Please print all of the material below, word for word.

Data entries
☆ ☆ ☆ ☆ ☆

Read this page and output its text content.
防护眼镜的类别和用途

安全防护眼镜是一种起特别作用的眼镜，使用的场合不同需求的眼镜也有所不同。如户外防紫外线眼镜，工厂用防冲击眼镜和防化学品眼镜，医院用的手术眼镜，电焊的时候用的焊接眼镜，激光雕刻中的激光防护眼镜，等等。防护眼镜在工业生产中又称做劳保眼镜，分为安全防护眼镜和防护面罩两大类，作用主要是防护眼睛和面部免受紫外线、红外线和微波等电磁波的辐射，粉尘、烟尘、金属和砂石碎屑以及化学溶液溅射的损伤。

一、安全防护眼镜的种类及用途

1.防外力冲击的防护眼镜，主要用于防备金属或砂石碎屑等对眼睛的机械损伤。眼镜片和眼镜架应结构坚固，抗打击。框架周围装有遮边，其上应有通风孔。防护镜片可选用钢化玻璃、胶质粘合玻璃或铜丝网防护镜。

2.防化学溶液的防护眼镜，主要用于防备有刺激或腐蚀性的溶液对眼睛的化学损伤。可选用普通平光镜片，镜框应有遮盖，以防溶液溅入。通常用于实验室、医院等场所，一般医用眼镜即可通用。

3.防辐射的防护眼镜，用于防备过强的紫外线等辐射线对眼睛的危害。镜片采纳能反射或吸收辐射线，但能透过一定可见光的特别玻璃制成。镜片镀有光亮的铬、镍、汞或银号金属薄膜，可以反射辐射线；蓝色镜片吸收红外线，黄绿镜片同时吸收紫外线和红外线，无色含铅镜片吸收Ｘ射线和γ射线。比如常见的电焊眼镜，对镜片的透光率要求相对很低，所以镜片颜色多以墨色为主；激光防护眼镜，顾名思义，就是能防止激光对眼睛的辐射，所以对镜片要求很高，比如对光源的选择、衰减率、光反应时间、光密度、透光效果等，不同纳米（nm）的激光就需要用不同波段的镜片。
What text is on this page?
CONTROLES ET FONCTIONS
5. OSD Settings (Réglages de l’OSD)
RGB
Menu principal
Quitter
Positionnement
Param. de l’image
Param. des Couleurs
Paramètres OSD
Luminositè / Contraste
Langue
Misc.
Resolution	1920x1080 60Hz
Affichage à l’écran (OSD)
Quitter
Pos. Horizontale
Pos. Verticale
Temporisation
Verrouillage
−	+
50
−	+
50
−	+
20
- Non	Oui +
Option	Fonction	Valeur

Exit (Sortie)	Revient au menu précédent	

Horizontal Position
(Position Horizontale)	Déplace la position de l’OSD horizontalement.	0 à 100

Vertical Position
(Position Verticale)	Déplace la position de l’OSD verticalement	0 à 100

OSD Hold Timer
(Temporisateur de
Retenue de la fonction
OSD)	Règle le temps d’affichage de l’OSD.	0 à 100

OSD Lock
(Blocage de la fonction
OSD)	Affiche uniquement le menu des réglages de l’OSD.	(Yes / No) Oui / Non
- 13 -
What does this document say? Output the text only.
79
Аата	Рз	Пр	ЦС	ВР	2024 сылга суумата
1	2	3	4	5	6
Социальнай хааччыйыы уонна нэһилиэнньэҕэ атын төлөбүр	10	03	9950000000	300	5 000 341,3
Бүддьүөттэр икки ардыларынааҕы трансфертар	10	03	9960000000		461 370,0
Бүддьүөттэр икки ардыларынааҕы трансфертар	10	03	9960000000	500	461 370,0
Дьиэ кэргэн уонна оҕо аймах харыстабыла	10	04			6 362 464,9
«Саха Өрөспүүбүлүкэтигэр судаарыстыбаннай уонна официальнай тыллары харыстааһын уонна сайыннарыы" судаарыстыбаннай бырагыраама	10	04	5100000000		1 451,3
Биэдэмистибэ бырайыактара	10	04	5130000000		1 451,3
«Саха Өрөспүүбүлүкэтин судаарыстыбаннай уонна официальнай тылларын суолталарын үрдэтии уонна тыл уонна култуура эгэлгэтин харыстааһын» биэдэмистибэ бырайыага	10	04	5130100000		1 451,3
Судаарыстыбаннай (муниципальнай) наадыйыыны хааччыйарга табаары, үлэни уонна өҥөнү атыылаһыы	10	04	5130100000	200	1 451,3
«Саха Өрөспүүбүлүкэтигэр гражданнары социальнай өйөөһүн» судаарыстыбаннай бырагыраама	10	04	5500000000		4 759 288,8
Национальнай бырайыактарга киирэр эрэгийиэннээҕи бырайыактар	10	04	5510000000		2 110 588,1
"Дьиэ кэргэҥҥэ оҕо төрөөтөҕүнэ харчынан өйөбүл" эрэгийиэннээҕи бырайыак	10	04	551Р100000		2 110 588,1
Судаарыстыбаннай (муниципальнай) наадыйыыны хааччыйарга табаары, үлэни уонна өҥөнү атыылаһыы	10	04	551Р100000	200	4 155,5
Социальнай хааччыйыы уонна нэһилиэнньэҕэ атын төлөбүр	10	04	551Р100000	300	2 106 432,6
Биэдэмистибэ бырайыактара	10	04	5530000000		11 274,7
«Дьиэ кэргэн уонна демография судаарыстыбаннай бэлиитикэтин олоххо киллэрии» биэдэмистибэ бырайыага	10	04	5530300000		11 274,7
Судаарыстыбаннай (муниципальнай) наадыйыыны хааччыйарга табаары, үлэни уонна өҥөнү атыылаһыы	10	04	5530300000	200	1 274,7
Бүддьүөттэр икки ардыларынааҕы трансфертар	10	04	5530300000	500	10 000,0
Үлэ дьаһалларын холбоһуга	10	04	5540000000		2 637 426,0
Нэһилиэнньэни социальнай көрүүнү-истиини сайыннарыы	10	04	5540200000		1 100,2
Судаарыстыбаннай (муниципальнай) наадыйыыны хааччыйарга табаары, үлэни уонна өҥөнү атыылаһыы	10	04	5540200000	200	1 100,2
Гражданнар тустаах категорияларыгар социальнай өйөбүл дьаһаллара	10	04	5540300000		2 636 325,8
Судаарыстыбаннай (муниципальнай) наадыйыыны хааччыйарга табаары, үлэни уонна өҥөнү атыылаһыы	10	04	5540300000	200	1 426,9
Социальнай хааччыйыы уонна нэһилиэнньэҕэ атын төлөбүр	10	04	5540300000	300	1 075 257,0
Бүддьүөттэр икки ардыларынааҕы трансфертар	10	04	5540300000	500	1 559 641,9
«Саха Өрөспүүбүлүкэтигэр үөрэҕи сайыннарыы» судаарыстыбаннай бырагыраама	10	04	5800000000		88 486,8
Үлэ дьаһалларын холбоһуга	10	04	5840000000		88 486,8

☆ ☆ ☆ ☆ ☆

> **OUTPUT OF THE EXERCISE**
Read this page and output its text content.
防护眼镜的类别和用途

安全防护眼镜是一种起特别作用的眼镜，使用的场合不同需求的眼镜也有所不同。如户外防紫外线眼镜，工厂用防冲击眼镜和防化学品眼镜，医院用的手术眼镜，电焊的时候用的焊接眼镜，激光雕刻中的激光防护眼镜，等等。防护眼镜在工业生产中又称做劳保眼镜，分为安全防护眼镜和防护面罩两大类，作用主要是防护眼睛和面部免受紫外线、红外线和微波等电磁波的辐射，粉尘、烟尘、金属和砂石碎屑以及化学溶液溅射的损伤。

一、安全防护眼镜的种类及用途

1.防外力冲击的防护眼镜，主要用于防备金属或砂石碎屑等对眼睛的机械损伤。眼镜片和眼镜架应结构坚固，抗打击。框架周围装有遮边，其上应有通风孔。防护镜片可选用钢化玻璃、胶质粘合玻璃或铜丝网防护镜。

2.防化学溶液的防护眼镜，主要用于防备有刺激或腐蚀性的溶液对眼睛的化学损伤。可选用普通平光镜片，镜框应有遮盖，以防溶液溅入。通常用于实验室、医院等场所，一般医用眼镜即可通用。

3.防辐射的防护眼镜，用于防备过强的紫外线等辐射线对眼睛的危害。镜片采纳能反射或吸收辐射线，但能透过一定可见光的特别玻璃制成。镜片镀有光亮的铬、镍、汞或银号金属薄膜，可以反射辐射线；蓝色镜片吸收红外线，黄绿镜片同时吸收紫外线和红外线，无色含铅镜片吸收Ｘ射线和γ射线。比如常见的电焊眼镜，对镜片的透光率要求相对很低，所以镜片颜色多以墨色为主；激光防护眼镜，顾名思义，就是能防止激光对眼睛的辐射，所以对镜片要求很高，比如对光源的选择、衰减率、光反应时间、光密度、透光效果等，不同纳米（nm）的激光就需要用不同波段的镜片。
What text is on this page?
CONTROLES ET FONCTIONS
5. OSD Settings (Réglages de l’OSD)
RGB
Menu principal
Quitter
Positionnement
Param. de l’image
Param. des Couleurs
Paramètres OSD
Luminositè / Contraste
Langue
Misc.
Resolution	1920x1080 60Hz
Affichage à l’écran (OSD)
Quitter
Pos. Horizontale
Pos. Verticale
Temporisation
Verrouillage
−	+
50
−	+
50
−	+
20
- Non	Oui +
Option	Fonction	Valeur

Exit (Sortie)	Revient au menu précédent	

Horizontal Position
(Position Horizontale)	Déplace la position de l’OSD horizontalement.	0 à 100

Vertical Position
(Position Verticale)	Déplace la position de l’OSD verticalement	0 à 100

OSD Hold Timer
(Temporisateur de
Retenue de la fonction
OSD)	Règle le temps d’affichage de l’OSD.	0 à 100

OSD Lock
(Blocage de la fonction
OSD)	Affiche uniquement le menu des réglages de l’OSD.	(Yes / No) Oui / Non
- 13 -
What does this document say? Output the text only.
79
Аата	Рз	Пр	ЦС	ВР	2024 сылга суумата
1	2	3	4	5	6
Социальнай хааччыйыы уонна нэһилиэнньэҕэ атын төлөбүр	10	03	9950000000	300	5 000 341,3
Бүддьүөттэр икки ардыларынааҕы трансфертар	10	03	9960000000		461 370,0
Бүддьүөттэр икки ардыларынааҕы трансфертар	10	03	9960000000	500	461 370,0
Дьиэ кэргэн уонна оҕо аймах харыстабыла	10	04			6 362 464,9
«Саха Өрөспүүбүлүкэтигэр судаарыстыбаннай уонна официальнай тыллары харыстааһын уонна сайыннарыы" судаарыстыбаннай бырагыраама	10	04	5100000000		1 451,3
Биэдэмистибэ бырайыактара	10	04	5130000000		1 451,3
«Саха Өрөспүүбүлүкэтин судаарыстыбаннай уонна официальнай тылларын суолталарын үрдэтии уонна тыл уонна култуура эгэлгэтин харыстааһын» биэдэмистибэ бырайыага	10	04	5130100000		1 451,3
Судаарыстыбаннай (муниципальнай) наадыйыыны хааччыйарга табаары, үлэни уонна өҥөнү атыылаһыы	10	04	5130100000	200	1 451,3
«Саха Өрөспүүбүлүкэтигэр гражданнары социальнай өйөөһүн» судаарыстыбаннай бырагыраама	10	04	5500000000		4 759 288,8
Национальнай бырайыактарга киирэр эрэгийиэннээҕи бырайыактар	10	04	5510000000		2 110 588,1
"Дьиэ кэргэҥҥэ оҕо төрөөтөҕүнэ харчынан өйөбүл" эрэгийиэннээҕи бырайыак	10	04	551Р100000		2 110 588,1
Судаарыстыбаннай (муниципальнай) наадыйыыны хааччыйарга табаары, үлэни уонна өҥөнү атыылаһыы	10	04	551Р100000	200	4 155,5
Социальнай хааччыйыы уонна нэһилиэнньэҕэ атын төлөбүр	10	04	551Р100000	300	2 106 432,6
Биэдэмистибэ бырайыактара	10	04	5530000000		11 274,7
«Дьиэ кэргэн уонна демография судаарыстыбаннай бэлиитикэтин олоххо киллэрии» биэдэмистибэ бырайыага	10	04	5530300000		11 274,7
Судаарыстыбаннай (муниципальнай) наадыйыыны хааччыйарга табаары, үлэни уонна өҥөнү атыылаһыы	10	04	5530300000	200	1 274,7
Бүддьүөттэр икки ардыларынааҕы трансфертар	10	04	5530300000	500	10 000,0
Үлэ дьаһалларын холбоһуга	10	04	5540000000		2 637 426,0
Нэһилиэнньэни социальнай көрүүнү-истиини сайыннарыы	10	04	5540200000		1 100,2
Судаарыстыбаннай (муниципальнай) наадыйыыны хааччыйарга табаары, үлэни уонна өҥөнү атыылаһыы	10	04	5540200000	200	1 100,2
Гражданнар тустаах категорияларыгар социальнай өйөбүл дьаһаллара	10	04	5540300000		2 636 325,8
Судаарыстыбаннай (муниципальнай) наадыйыыны хааччыйарга табаары, үлэни уонна өҥөнү атыылаһыы	10	04	5540300000	200	1 426,9
Социальнай хааччыйыы уонна нэһилиэнньэҕэ атын төлөбүр	10	04	5540300000	300	1 075 257,0
Бүддьүөттэр икки ардыларынааҕы трансфертар	10	04	5540300000	500	1 559 641,9
«Саха Өрөспүүбүлүкэтигэр үөрэҕи сайыннарыы» судаарыстыбаннай бырагыраама	10	04	5800000000		88 486,8
Үлэ дьаһалларын холбоһуга	10	04	5840000000		88 486,8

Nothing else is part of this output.